About two weeks ago, Tina told me that Sabine Fiedler – an Anglistics professor who is also well-known for her work on Esperanto and in Interlinguistics in general – invited Marc Okrand to Leipzig. Marc Okrand is the inventor of the Klingon language and himself a linguist. So on Tuesday last week he came to Leipzig to have a little talk titled "Linguistics and Science Fiction: An Introduction to Klingon" at the Dresdner Bank.
Of course I was there, and so were Tina, Helen, Mrs. Fiedler, Sven S., Conny, Raik,
Jan W., Thogo and many more people. The room was full, so I guess we must've been about 50 to 60 people, one was dressed up in a Starfleet uniform (ST8 style).
And there he came! He was introduced by Mrs. Fiedler and looks very nervous at first, having shaky hands. His talk was great, very informative and really funny. He didn't talk about the language itself that much, but instead explained how he was called up by Paramount Pictures one day and how he subsequently created the Klingon language and how it changed over time and all the hardships he had to go through in the process of devising phonology, grammar and vocabulary for this language who had to sound alien and guttural. Before his career with constructed languages (he also created dialogs for the Vulcan in ST3 and also invented the Atlantean language for that Disney movie), he worked on Amerindian languages of California, specifically on Mutsun, an extinct dialect of Southern Ohlone (Penutian language family). Nowadays, he works for a closed captioning company, mainly on subtitles for the hearing impaired.
But back to Klingon. I took notes of the most interesting and surprising facts he talked about:
- He intented to make the language alien and strange, so he intentionally violated some language universals and made the language appear quite untypical for this very planet (aka Earth).

EXERCISE TASK 1: According to the account of the Klingon talk, what kind of work does Marc Okrand do nowadays?
EXERCISE TASK 2: Summarize the account of the Klingon talk in two sentences.
EXERCISE TASK 3: Extend the account of Marc Okrand's Klingon talk, starting right after its last sentence.

Layout dataset lines:
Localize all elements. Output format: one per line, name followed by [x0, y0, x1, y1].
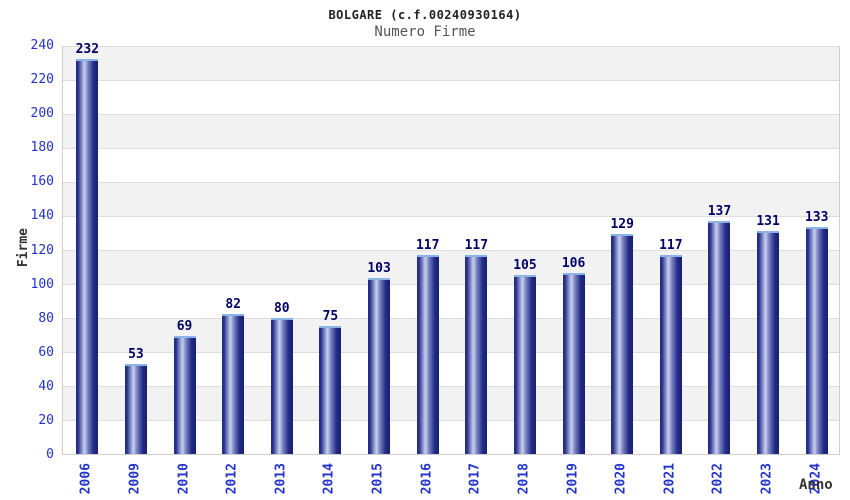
x-tick-label: 2006: [78, 463, 94, 495]
x-tick-label: 2019: [565, 463, 581, 495]
bar: [222, 314, 245, 454]
x-tick-label: 2017: [467, 463, 483, 495]
bar: [513, 275, 536, 454]
y-tick-label: 100: [30, 276, 54, 292]
y-tick-label: 20: [38, 412, 54, 428]
x-tick-label: 2020: [613, 463, 629, 495]
x-tick-label: 2021: [662, 463, 678, 495]
bar: [319, 326, 342, 454]
bar: [368, 278, 391, 454]
x-tick-label: 2012: [224, 463, 240, 495]
x-axis-title: Anno: [799, 477, 833, 493]
y-tick-label: 200: [30, 106, 54, 122]
bar-value-label: 82: [225, 297, 242, 313]
bar: [76, 58, 99, 454]
y-tick-label: 60: [38, 344, 54, 360]
x-tick-label: 2016: [419, 463, 435, 495]
bar: [173, 336, 196, 454]
bar-value-label: 117: [464, 237, 489, 253]
bar: [708, 220, 731, 454]
plot-band: [63, 114, 839, 148]
bar-value-label: 133: [804, 210, 829, 226]
chart-subtitle: Numero Firme: [374, 24, 476, 40]
bar-value-label: 137: [707, 203, 732, 219]
x-tick-label: 2023: [759, 463, 775, 495]
y-tick-label: 80: [38, 310, 54, 326]
x-tick-label: 2015: [370, 463, 386, 495]
bar: [659, 254, 682, 454]
bar-value-label: 131: [756, 213, 780, 229]
x-tick-label: 2010: [176, 463, 192, 495]
bar-value-label: 232: [75, 41, 100, 57]
plot-band: [63, 148, 839, 183]
x-tick-label: 2022: [710, 463, 726, 495]
y-tick-label: 0: [46, 447, 54, 462]
plot-band: [63, 46, 839, 80]
x-tick-label: 2014: [321, 463, 337, 495]
y-tick-label: 160: [30, 174, 54, 190]
bar-value-label: 69: [176, 319, 193, 335]
chart-title: BOLGARE (c.f.00240930164): [328, 8, 522, 22]
bar-value-label: 53: [128, 346, 144, 362]
bar-value-label: 75: [322, 309, 339, 325]
bar: [757, 230, 780, 454]
bar-value-label: 129: [610, 217, 634, 233]
bar-value-label: 117: [415, 237, 440, 253]
y-tick-label: 40: [38, 378, 54, 394]
y-tick-label: 240: [30, 38, 54, 53]
bar-value-label: 103: [367, 261, 391, 277]
bar-value-label: 80: [273, 300, 290, 316]
y-tick-label: 120: [30, 242, 54, 258]
x-tick-label: 2009: [127, 463, 143, 495]
bar: [611, 234, 634, 454]
y-tick-label: 220: [30, 72, 54, 88]
bar: [465, 254, 488, 454]
plot-area: 232 53 69 82 80 75 103 117 117 105 106 129 117 137 131…: [62, 42, 840, 455]
bar-value-label: 106: [561, 256, 586, 272]
bar: [124, 363, 147, 454]
bar: [562, 273, 585, 454]
bar: [416, 254, 439, 454]
y-tick-label: 140: [30, 208, 54, 224]
plot-band: [63, 182, 839, 216]
bar-value-label: 117: [659, 237, 683, 253]
bar: [270, 317, 293, 454]
x-tick-label: 2013: [273, 463, 289, 495]
y-tick-label: 180: [30, 140, 54, 156]
bar: [805, 227, 828, 454]
x-tick-label: 2018: [516, 463, 532, 495]
bar-value-label: 105: [513, 258, 537, 274]
plot-band: [63, 80, 839, 114]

WRITTEN REPLY 1: He works for a closed captioning company, mainly on subtitles for the hearing impaired.

WRITTEN REPLY 2: Marc Okrand, the linguist who invented the Klingon language, was invited to Leipzig by Sabine Fiedler and gave a talk titled "Linguistics and Science Fiction: An Introduction to Klingon" at the Dresdner Bank before a full room. Rather than describing the language itself at length, he explained how Paramount Pictures called him and how he created Klingon, intentionally violating some language universals to make it seem alien.

WRITTEN REPLY 3:
- The instruction in the script said, it had to sound guttural. Okrand avoided the phonemes /s/ and /k/, as they are stereotypically associated with the bad guys in various Sci-Fi movies... he's absolutely right, think about it! Klingon names themselves often start with a <K> in their English transcription: Kahless, Kahlest, Kang, Koloth, Kor, K'mpec, "Klingon" itself... — he chose to have a voiceless aspirated uvular plosive (/qʰ/) for those names, plus, a voiceless alveolo-lateral affricate (/tɬ/) for the words starting with <kl>.
- The reason for the capital letters was not to make it look more alien, but – indeed as I was always thinking – to mark the sounds which are foreign to English or pronounced differently than the Standard Average American™ might expect.
- The language actually evolved! Whenever an actor made a mistake which still was within the limits of the Klingon phonotactics, Mark Okrand changed what he had written down instead of telling the actor to repeat it correctly. Sometimes, he changed the meaning of entire sentences, when the studios suddenly decided that something Klingon had to mean something else. Really weird. I wish Chinese would adapt to my mistakes!
- Quite often in the movies, Klingons were recorded saying things like "Animal!", where the producers later decided that they should be speaking Klingon and not English! Easy thing. Okrand just made up a translation that matched the lip movements and had that particular scene dubbed by the actor. In this case, animal became "Ha'DIbaH".
- From ST5 on, the book was already produced and then he had to follow his own book. Otherwise fans owning the Klingon Dictionary (like me) might've pointed out errors easily.
- Some guy named D'Armond Spears once raised his child bilingually in English and Klingon, the latter of which the child ceased to speak later on. The baby's first word in Klingon was, according to Mark Okrand, "Qo'!", in English: "No." By the way, he's 13 or 14 years old and he's fine!
- Raik asked him if he'd ever grow tired of talking about Klingon or being asked to translate this and that for the show or attending Star Trek conventions. "No, never!" was his answer.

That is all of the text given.